**Exercise inputs**:

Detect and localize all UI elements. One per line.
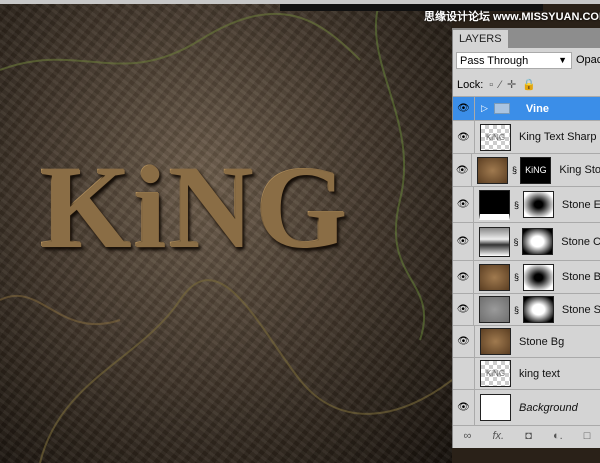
layer-thumbnail [479,296,511,323]
layer-row[interactable]: 👁 § Stone B [453,260,600,293]
layer-name: Vine [525,102,549,115]
folder-icon [493,103,510,114]
layer-thumbnail [479,263,511,291]
chain-link-icon: § [514,199,520,210]
link-layers-icon[interactable]: ∞ [464,430,472,442]
eye-icon[interactable]: 👁 [453,326,475,357]
layer-name: Stone Bg [519,335,565,348]
layer-row[interactable]: 👁 § KiNG King Sto [453,153,600,186]
lock-row: Lock: ▫ ⁄ ✛ 🔒 [457,78,536,92]
layer-row[interactable]: KiNG king text [453,357,600,389]
layer-thumbnail [480,328,511,355]
lock-transparency-icon[interactable]: ▫ [489,79,493,91]
layer-mask-thumbnail [522,263,554,291]
lock-brush-icon[interactable]: ⁄ [499,79,501,91]
layer-row[interactable]: 👁 § Stone C [453,222,600,260]
panel-tabbar: LAYERS [453,28,600,48]
eye-icon[interactable]: 👁 [453,154,473,186]
expand-triangle-icon[interactable]: ▷ [481,103,488,114]
new-group-icon[interactable]: □ [584,430,591,442]
layer-row[interactable]: 👁 Stone Bg [453,325,600,357]
layer-name: Background [519,401,578,414]
layer-mask-thumbnail [522,228,554,255]
fx-icon[interactable]: fx. [492,430,504,442]
document-canvas[interactable]: KiNG [0,0,452,463]
layer-row[interactable]: 👁 § Stone S [453,293,600,325]
curves-adjustment-thumbnail [478,226,510,257]
chain-link-icon: § [511,165,517,175]
layer-mask-thumbnail [522,191,554,218]
layer-thumbnail [480,394,511,421]
layer-thumbnail: KiNG [480,123,511,151]
layers-panel: LAYERS Pass Through ▼ Opac Lock: ▫ ⁄ ✛ 🔒 … [452,28,600,448]
layer-thumbnail: KiNG [480,360,511,387]
layer-name: King Text Sharp [519,131,597,143]
layer-row[interactable]: 👁 § Stone E [453,186,600,222]
panel-footer: ∞ fx. ◘ ◐. □ [453,425,600,445]
layer-name: king text [519,367,560,380]
layer-thumbnail [477,156,509,184]
layer-mask-thumbnail [522,296,554,323]
eye-icon[interactable]: 👁 [453,97,475,120]
opacity-label: Opac [576,54,600,66]
eye-icon[interactable]: 👁 [453,187,475,222]
chain-link-icon: § [513,236,519,247]
eye-icon[interactable]: 👁 [453,261,475,293]
layer-mask-thumbnail: KiNG [520,156,552,184]
eye-icon[interactable]: 👁 [453,390,475,425]
eye-icon[interactable]: 👁 [453,121,475,153]
layer-name: Stone E [561,198,600,211]
layer-row[interactable]: 👁 Background [453,389,600,425]
tab-layers[interactable]: LAYERS [453,30,508,48]
eye-icon[interactable]: 👁 [453,294,475,325]
chevron-down-icon: ▼ [558,55,567,65]
eye-off-icon[interactable] [453,358,475,389]
layer-name: King Sto [559,164,600,176]
chain-link-icon: § [514,272,520,282]
chain-link-icon: § [514,304,520,315]
lock-all-icon[interactable]: 🔒 [522,78,536,91]
layer-row[interactable]: 👁 KiNG King Text Sharp [453,120,600,153]
layer-name: Stone S [561,303,600,316]
lock-label: Lock: [457,78,484,91]
watermark: 思缘设计论坛 www.MISSYUAN.COM [424,11,600,23]
blend-mode-value: Pass Through [460,55,529,67]
levels-adjustment-thumbnail [479,189,511,220]
lock-move-icon[interactable]: ✛ [507,78,516,91]
blend-mode-select[interactable]: Pass Through ▼ [456,52,572,69]
layer-name: Stone C [561,235,600,248]
king-text-art: KiNG [40,142,350,273]
layer-name: Stone B [561,271,600,283]
eye-icon[interactable]: 👁 [453,223,474,260]
add-mask-icon[interactable]: ◘ [525,430,532,442]
adjustment-layer-icon[interactable]: ◐. [553,430,563,442]
layer-row-vine[interactable]: 👁 ▷ Vine [453,96,600,120]
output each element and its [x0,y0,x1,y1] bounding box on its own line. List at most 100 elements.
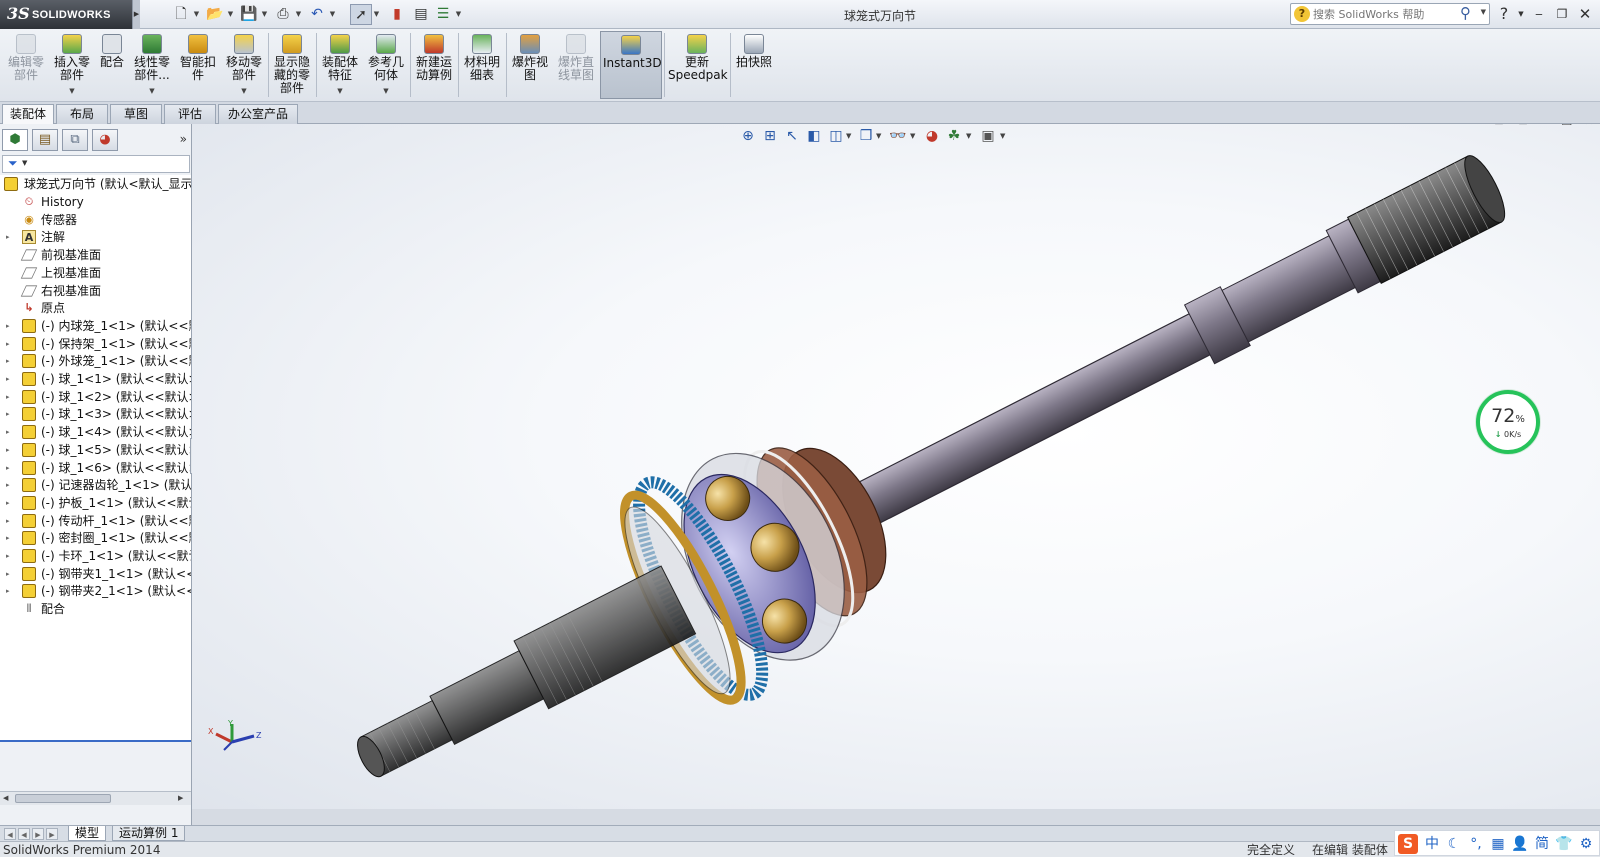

**Your objective**: Rewrite every entry above, replacing "Stone Bg" with "Stone Backdrop" and leaving everything else unchanged. Leave the pictures out of your answer.

**Task result**:
Detect and localize all UI elements. One per line.
layer-thumbnail [479,296,511,323]
layer-row[interactable]: 👁 § Stone B [453,260,600,293]
layer-name: Vine [525,102,549,115]
folder-icon [493,103,510,114]
layer-thumbnail [479,263,511,291]
chain-link-icon: § [514,199,520,210]
link-layers-icon[interactable]: ∞ [464,430,472,442]
eye-icon[interactable]: 👁 [453,326,475,357]
layer-name: Stone Backdrop [519,335,565,348]
layer-row[interactable]: 👁 § KiNG King Sto [453,153,600,186]
lock-row: Lock: ▫ ⁄ ✛ 🔒 [457,78,536,92]
layer-row[interactable]: KiNG king text [453,357,600,389]
layer-thumbnail [480,328,511,355]
lock-transparency-icon[interactable]: ▫ [489,79,493,91]
layer-mask-thumbnail [522,263,554,291]
lock-brush-icon[interactable]: ⁄ [499,79,501,91]
layer-row[interactable]: 👁 § Stone C [453,222,600,260]
panel-tabbar: LAYERS [453,28,600,48]
eye-icon[interactable]: 👁 [453,154,473,186]
expand-triangle-icon[interactable]: ▷ [481,103,488,114]
new-group-icon[interactable]: □ [584,430,591,442]
layer-row[interactable]: 👁 Stone Backdrop [453,325,600,357]
layer-name: Background [519,401,578,414]
layer-mask-thumbnail [522,228,554,255]
fx-icon[interactable]: fx. [492,430,504,442]
document-canvas[interactable]: KiNG [0,0,452,463]
layer-row[interactable]: 👁 § Stone S [453,293,600,325]
curves-adjustment-thumbnail [478,226,510,257]
chain-link-icon: § [511,165,517,175]
layer-mask-thumbnail [522,191,554,218]
layer-thumbnail [480,394,511,421]
layer-thumbnail: KiNG [480,123,511,151]
layers-panel: LAYERS Pass Through ▼ Opac Lock: ▫ ⁄ ✛ 🔒 … [452,28,600,448]
layer-thumbnail: KiNG [480,360,511,387]
layer-name: King Text Sharp [519,131,597,143]
layer-row[interactable]: 👁 § Stone E [453,186,600,222]
panel-footer: ∞ fx. ◘ ◐. □ [453,425,600,445]
layer-name: king text [519,367,560,380]
layer-thumbnail [477,156,509,184]
layer-mask-thumbnail [522,296,554,323]
eye-icon[interactable]: 👁 [453,97,475,120]
opacity-label: Opac [576,54,600,66]
eye-icon[interactable]: 👁 [453,187,475,222]
chain-link-icon: § [513,236,519,247]
eye-icon[interactable]: 👁 [453,261,475,293]
layer-mask-thumbnail: KiNG [520,156,552,184]
eye-icon[interactable]: 👁 [453,390,475,425]
eye-icon[interactable]: 👁 [453,121,475,153]
layer-name: Stone E [561,198,600,211]
layer-row[interactable]: 👁 Background [453,389,600,425]
tab-layers[interactable]: LAYERS [453,30,508,48]
eye-icon[interactable]: 👁 [453,294,475,325]
chevron-down-icon: ▼ [558,55,567,65]
eye-off-icon[interactable] [453,358,475,389]
layer-name: King Sto [559,164,600,176]
chain-link-icon: § [514,272,520,282]
chain-link-icon: § [514,304,520,315]
lock-all-icon[interactable]: 🔒 [522,78,536,91]
layer-row[interactable]: 👁 KiNG King Text Sharp [453,120,600,153]
layer-name: Stone S [561,303,600,316]
lock-label: Lock: [457,78,484,91]
watermark: 思缘设计论坛 www.MISSYUAN.COM [424,11,600,23]
blend-mode-value: Pass Through [460,55,529,67]
levels-adjustment-thumbnail [479,189,511,220]
lock-move-icon[interactable]: ✛ [507,78,516,91]
blend-mode-select[interactable]: Pass Through ▼ [456,52,572,69]
layer-name: Stone C [561,235,600,248]
king-text-art: KiNG [40,142,350,273]
layer-name: Stone B [561,271,600,283]
eye-icon[interactable]: 👁 [453,223,474,260]
add-mask-icon[interactable]: ◘ [525,430,532,442]
adjustment-layer-icon[interactable]: ◐. [553,430,563,442]
layer-row-vine[interactable]: 👁 ▷ Vine [453,96,600,120]
output each element and its [x0,y0,x1,y1] bounding box on its own line. List at most 100 elements.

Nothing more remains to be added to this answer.